╭─ Records for the exercise

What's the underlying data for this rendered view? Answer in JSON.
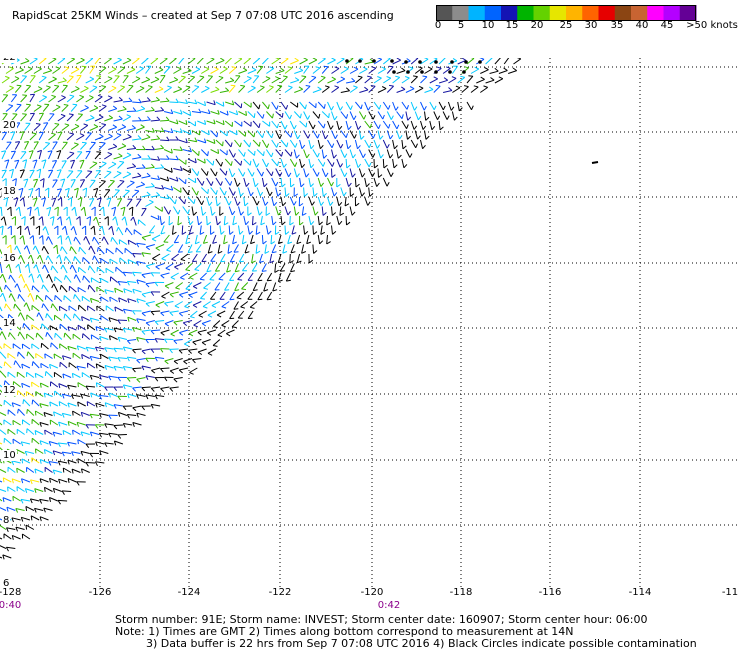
{
  "title": "RapidScat 25KM Winds – created at Sep  7 07:08 UTC 2016 ascending",
  "colorbar": {
    "colors": [
      "#555555",
      "#8c8c8c",
      "#00b4ff",
      "#0064ff",
      "#1414b4",
      "#00b400",
      "#64d200",
      "#e6e600",
      "#ffb400",
      "#ff6400",
      "#e60000",
      "#8b4513",
      "#c86432",
      "#ff00ff",
      "#b400ff",
      "#640096"
    ],
    "labels": [
      "0",
      "5",
      "10",
      "15",
      "20",
      "25",
      "30",
      "35",
      "40",
      "45",
      ">50 knots"
    ]
  },
  "map": {
    "lat_labels": [
      "22",
      "20",
      "18",
      "16",
      "14",
      "12",
      "10",
      "8",
      "6"
    ],
    "lon_labels": [
      "-128",
      "-126",
      "-124",
      "-122",
      "-120",
      "-118",
      "-116",
      "-114",
      "-11"
    ],
    "time_labels": [
      "0:40",
      "0:42"
    ],
    "wind_colors": {
      "black": "#000000",
      "cyan": "#00c8ff",
      "blue": "#0050ff",
      "navy": "#1414a0",
      "green": "#32b400",
      "lightgreen": "#78dc00",
      "yellow": "#ffe600"
    },
    "contamination_marker_color": "#000000"
  },
  "footer": {
    "storm_info": "Storm number: 91E;  Storm name: INVEST;  Storm center date: 160907;  Storm center hour: 06:00",
    "note1": "Note: 1) Times are GMT  2) Times along bottom correspond to measurement at 14N",
    "note2": "3) Data buffer is 22 hrs from Sep  7 07:08 UTC 2016  4) Black Circles indicate possible contamination"
  }
}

╰─

Restate the records above in full, word for word. Keep pictures out.

What's the underlying data for this rendered view? Answer in JSON.
{
  "title": "RapidScat 25KM Winds – created at Sep  7 07:08 UTC 2016 ascending",
  "colorbar": {
    "colors": [
      "#555555",
      "#8c8c8c",
      "#00b4ff",
      "#0064ff",
      "#1414b4",
      "#00b400",
      "#64d200",
      "#e6e600",
      "#ffb400",
      "#ff6400",
      "#e60000",
      "#8b4513",
      "#c86432",
      "#ff00ff",
      "#b400ff",
      "#640096"
    ],
    "labels": [
      "0",
      "5",
      "10",
      "15",
      "20",
      "25",
      "30",
      "35",
      "40",
      "45",
      ">50 knots"
    ]
  },
  "map": {
    "lat_labels": [
      "22",
      "20",
      "18",
      "16",
      "14",
      "12",
      "10",
      "8",
      "6"
    ],
    "lon_labels": [
      "-128",
      "-126",
      "-124",
      "-122",
      "-120",
      "-118",
      "-116",
      "-114",
      "-11"
    ],
    "time_labels": [
      "0:40",
      "0:42"
    ],
    "wind_colors": {
      "black": "#000000",
      "cyan": "#00c8ff",
      "blue": "#0050ff",
      "navy": "#1414a0",
      "green": "#32b400",
      "lightgreen": "#78dc00",
      "yellow": "#ffe600"
    },
    "contamination_marker_color": "#000000"
  },
  "footer": {
    "storm_info": "Storm number: 91E;  Storm name: INVEST;  Storm center date: 160907;  Storm center hour: 06:00",
    "note1": "Note: 1) Times are GMT  2) Times along bottom correspond to measurement at 14N",
    "note2": "3) Data buffer is 22 hrs from Sep  7 07:08 UTC 2016  4) Black Circles indicate possible contamination"
  }
}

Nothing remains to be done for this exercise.